== What to produce ==
Output the entries word for word. Omit images.

::: Rows

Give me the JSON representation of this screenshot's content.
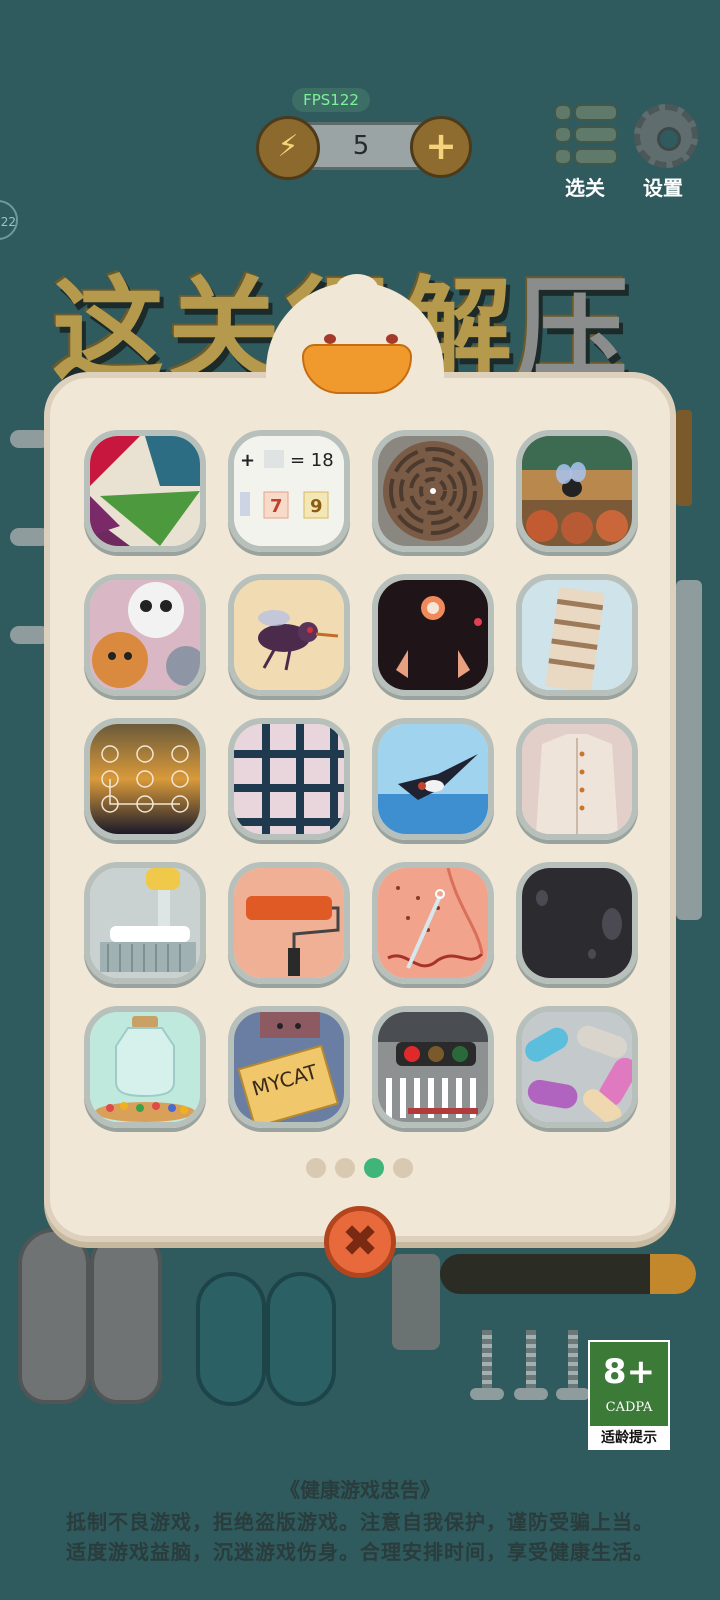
{
  "hud": {
    "fps_label": "FPS122",
    "energy_count": "5",
    "energy_icon": "lightning-icon",
    "add_icon": "plus-icon"
  },
  "nav": {
    "level_select_label": "选关",
    "settings_label": "设置"
  },
  "side_badge": "22",
  "title": {
    "part1": "这关很解",
    "part2": "压"
  },
  "level_picker": {
    "page_count": 4,
    "current_page": 3,
    "levels": [
      {
        "name": "geometric-shapes-level"
      },
      {
        "name": "math-equation-level",
        "text": "+ ▢ = 18",
        "digits": [
          "7",
          "9"
        ]
      },
      {
        "name": "maze-level"
      },
      {
        "name": "fly-on-shelf-level"
      },
      {
        "name": "animal-faces-level"
      },
      {
        "name": "mosquito-level"
      },
      {
        "name": "dark-creature-level"
      },
      {
        "name": "leaning-tower-level"
      },
      {
        "name": "pattern-lock-level"
      },
      {
        "name": "window-grid-level"
      },
      {
        "name": "swallow-level"
      },
      {
        "name": "shirt-level"
      },
      {
        "name": "toothbrush-level"
      },
      {
        "name": "paint-roller-level"
      },
      {
        "name": "nose-blackhead-level"
      },
      {
        "name": "dark-stain-level"
      },
      {
        "name": "candy-jar-level"
      },
      {
        "name": "mycat-box-level",
        "text": "MYCAT"
      },
      {
        "name": "traffic-light-level"
      },
      {
        "name": "slippers-level"
      }
    ],
    "close_icon": "close-icon"
  },
  "age_rating": {
    "age": "8+",
    "org": "CADPA",
    "tip": "适龄提示"
  },
  "health_advisory": {
    "title": "《健康游戏忠告》",
    "line1": "抵制不良游戏，拒绝盗版游戏。注意自我保护，谨防受骗上当。",
    "line2": "适度游戏益脑，沉迷游戏伤身。合理安排时间，享受健康生活。"
  },
  "colors": {
    "background": "#2f5a5e",
    "panel": "#f0e7d7",
    "active_dot": "#3fb57a",
    "close_button": "#e86a3c",
    "fps_text": "#7cf29a"
  }
}
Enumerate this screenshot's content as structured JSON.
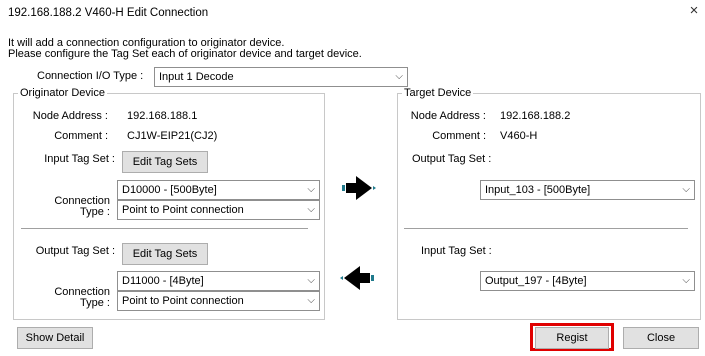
{
  "window": {
    "title": "192.168.188.2 V460-H Edit Connection",
    "close_glyph": "×"
  },
  "intro": {
    "line1": "It will add a connection configuration to originator device.",
    "line2": "Please configure the Tag Set each of originator device and target device."
  },
  "connection_io_type": {
    "label": "Connection I/O Type :",
    "value": "Input 1 Decode"
  },
  "originator": {
    "legend": "Originator Device",
    "node_address_label": "Node Address :",
    "node_address": "192.168.188.1",
    "comment_label": "Comment :",
    "comment": "CJ1W-EIP21(CJ2)",
    "input_tag_set_label": "Input Tag Set :",
    "input_edit_button": "Edit Tag Sets",
    "input_tag_value": "D10000 - [500Byte]",
    "connection_type_label_1": "Connection",
    "connection_type_label_2": "Type :",
    "input_connection_type": "Point to Point connection",
    "output_tag_set_label": "Output Tag Set :",
    "output_edit_button": "Edit Tag Sets",
    "output_tag_value": "D11000 - [4Byte]",
    "output_connection_type": "Point to Point connection"
  },
  "target": {
    "legend": "Target Device",
    "node_address_label": "Node Address :",
    "node_address": "192.168.188.2",
    "comment_label": "Comment :",
    "comment": "V460-H",
    "output_tag_set_label": "Output Tag Set :",
    "output_tag_value": "Input_103 - [500Byte]",
    "input_tag_set_label": "Input Tag Set :",
    "input_tag_value": "Output_197 - [4Byte]"
  },
  "buttons": {
    "show_detail": "Show Detail",
    "regist": "Regist",
    "close": "Close"
  },
  "colors": {
    "highlight": "#e00000",
    "arrow_body": "#000000",
    "arrow_dither": "#1f7a8c"
  },
  "icons": {
    "dropdown": "chevron-down-icon",
    "arrow_right": "arrow-right-icon",
    "arrow_left": "arrow-left-icon"
  }
}
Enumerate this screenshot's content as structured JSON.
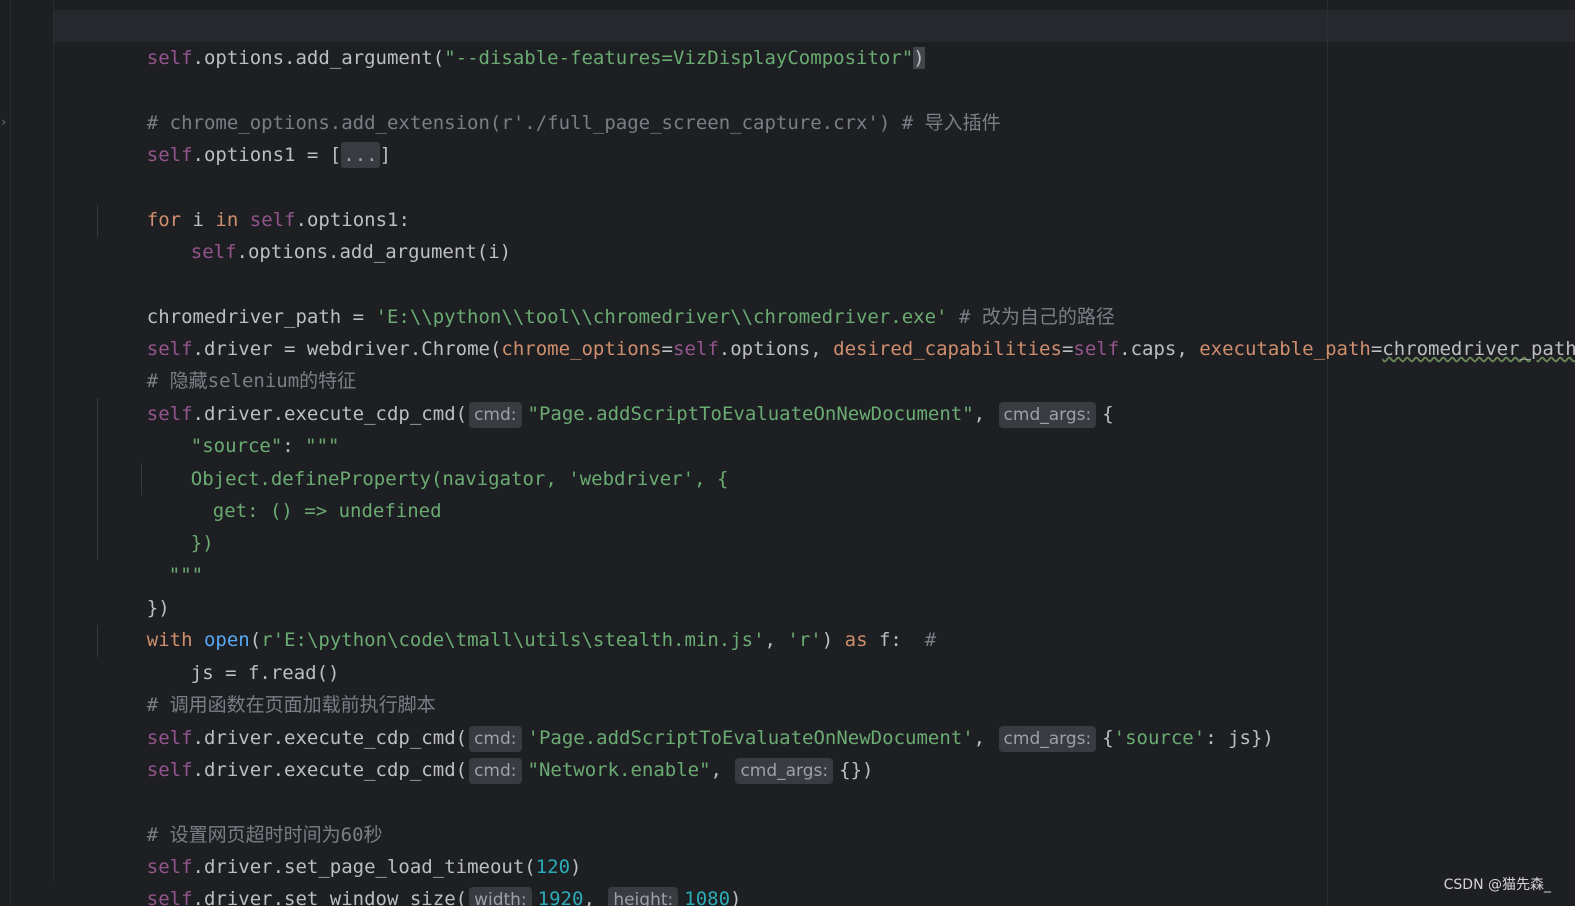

::::::

== Task solution ==
Give me the JSON representation of this screenshot's content.
{
  "hud": {
    "fps_label": "FPS122",
    "energy_count": "5",
    "energy_icon": "lightning-icon",
    "add_icon": "plus-icon"
  },
  "nav": {
    "level_select_label": "选关",
    "settings_label": "设置"
  },
  "side_badge": "22",
  "title": {
    "part1": "这关很解",
    "part2": "压"
  },
  "level_picker": {
    "page_count": 4,
    "current_page": 3,
    "levels": [
      {
        "name": "geometric-shapes-level"
      },
      {
        "name": "math-equation-level",
        "text": "+ ▢ = 18",
        "digits": [
          "7",
          "9"
        ]
      },
      {
        "name": "maze-level"
      },
      {
        "name": "fly-on-shelf-level"
      },
      {
        "name": "animal-faces-level"
      },
      {
        "name": "mosquito-level"
      },
      {
        "name": "dark-creature-level"
      },
      {
        "name": "leaning-tower-level"
      },
      {
        "name": "pattern-lock-level"
      },
      {
        "name": "window-grid-level"
      },
      {
        "name": "swallow-level"
      },
      {
        "name": "shirt-level"
      },
      {
        "name": "toothbrush-level"
      },
      {
        "name": "paint-roller-level"
      },
      {
        "name": "nose-blackhead-level"
      },
      {
        "name": "dark-stain-level"
      },
      {
        "name": "candy-jar-level"
      },
      {
        "name": "mycat-box-level",
        "text": "MYCAT"
      },
      {
        "name": "traffic-light-level"
      },
      {
        "name": "slippers-level"
      }
    ],
    "close_icon": "close-icon"
  },
  "age_rating": {
    "age": "8+",
    "org": "CADPA",
    "tip": "适龄提示"
  },
  "health_advisory": {
    "title": "《健康游戏忠告》",
    "line1": "抵制不良游戏，拒绝盗版游戏。注意自我保护，谨防受骗上当。",
    "line2": "适度游戏益脑，沉迷游戏伤身。合理安排时间，享受健康生活。"
  },
  "colors": {
    "background": "#2f5a5e",
    "panel": "#f0e7d7",
    "active_dot": "#3fb57a",
    "close_button": "#e86a3c",
    "fps_text": "#7cf29a"
  }
}
Enumerate this screenshot's content as structured JSON.
{
  "window": {
    "title": "192.168.188.2 V460-H Edit Connection",
    "close_glyph": "×"
  },
  "intro": {
    "line1": "It will add a connection configuration to originator device.",
    "line2": "Please configure the Tag Set each of originator device and target device."
  },
  "connection_io_type": {
    "label": "Connection I/O Type :",
    "value": "Input 1 Decode"
  },
  "originator": {
    "legend": "Originator Device",
    "node_address_label": "Node Address :",
    "node_address": "192.168.188.1",
    "comment_label": "Comment :",
    "comment": "CJ1W-EIP21(CJ2)",
    "input_tag_set_label": "Input Tag Set :",
    "input_edit_button": "Edit Tag Sets",
    "input_tag_value": "D10000 - [500Byte]",
    "connection_type_label_1": "Connection",
    "connection_type_label_2": "Type :",
    "input_connection_type": "Point to Point connection",
    "output_tag_set_label": "Output Tag Set :",
    "output_edit_button": "Edit Tag Sets",
    "output_tag_value": "D11000 - [4Byte]",
    "output_connection_type": "Point to Point connection"
  },
  "target": {
    "legend": "Target Device",
    "node_address_label": "Node Address :",
    "node_address": "192.168.188.2",
    "comment_label": "Comment :",
    "comment": "V460-H",
    "output_tag_set_label": "Output Tag Set :",
    "output_tag_value": "Input_103 - [500Byte]",
    "input_tag_set_label": "Input Tag Set :",
    "input_tag_value": "Output_197 - [4Byte]"
  },
  "buttons": {
    "show_detail": "Show Detail",
    "regist": "Regist",
    "close": "Close"
  },
  "colors": {
    "highlight": "#e00000",
    "arrow_body": "#000000",
    "arrow_dither": "#1f7a8c"
  },
  "icons": {
    "dropdown": "chevron-down-icon",
    "arrow_right": "arrow-right-icon",
    "arrow_left": "arrow-left-icon"
  }
}
Enumerate this screenshot's content as structured JSON.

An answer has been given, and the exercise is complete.